Rows from a figure dataset:
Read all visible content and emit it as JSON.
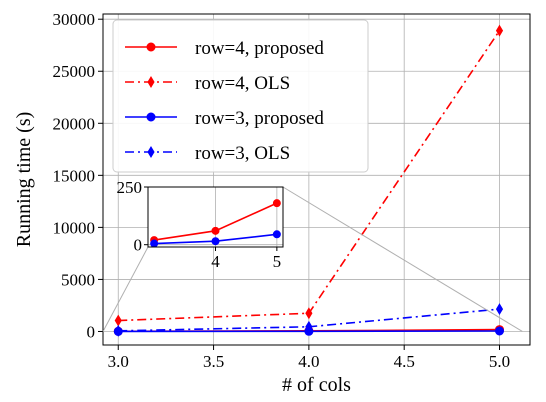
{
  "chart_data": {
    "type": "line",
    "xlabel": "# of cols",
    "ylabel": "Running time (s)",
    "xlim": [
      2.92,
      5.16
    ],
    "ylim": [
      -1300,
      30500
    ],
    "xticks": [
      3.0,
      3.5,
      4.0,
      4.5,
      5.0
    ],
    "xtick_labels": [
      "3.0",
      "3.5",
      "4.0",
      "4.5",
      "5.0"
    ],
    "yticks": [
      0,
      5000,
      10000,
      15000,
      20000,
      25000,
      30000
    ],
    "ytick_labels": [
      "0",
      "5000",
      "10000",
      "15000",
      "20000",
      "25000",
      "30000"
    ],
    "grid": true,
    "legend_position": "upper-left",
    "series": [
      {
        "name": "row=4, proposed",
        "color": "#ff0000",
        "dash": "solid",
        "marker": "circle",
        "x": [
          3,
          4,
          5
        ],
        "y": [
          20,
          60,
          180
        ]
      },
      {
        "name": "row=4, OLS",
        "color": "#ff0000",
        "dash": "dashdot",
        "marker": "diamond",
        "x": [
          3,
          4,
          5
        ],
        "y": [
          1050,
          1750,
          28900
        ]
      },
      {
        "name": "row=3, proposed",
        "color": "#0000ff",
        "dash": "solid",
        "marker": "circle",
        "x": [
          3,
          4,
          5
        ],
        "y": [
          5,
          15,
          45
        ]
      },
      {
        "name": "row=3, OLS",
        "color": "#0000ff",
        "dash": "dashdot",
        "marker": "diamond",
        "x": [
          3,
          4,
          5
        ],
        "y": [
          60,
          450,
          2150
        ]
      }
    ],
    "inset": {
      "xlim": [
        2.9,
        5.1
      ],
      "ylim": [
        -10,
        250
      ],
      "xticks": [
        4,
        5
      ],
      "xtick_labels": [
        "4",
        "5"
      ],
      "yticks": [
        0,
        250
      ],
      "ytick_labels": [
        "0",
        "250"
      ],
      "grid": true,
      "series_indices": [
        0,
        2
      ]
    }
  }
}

**What is needed:** Look over the listing. Pull out every line with the string "proposed" in it.

**Reply:**
        "name": "row=4, proposed",
        "name": "row=3, proposed",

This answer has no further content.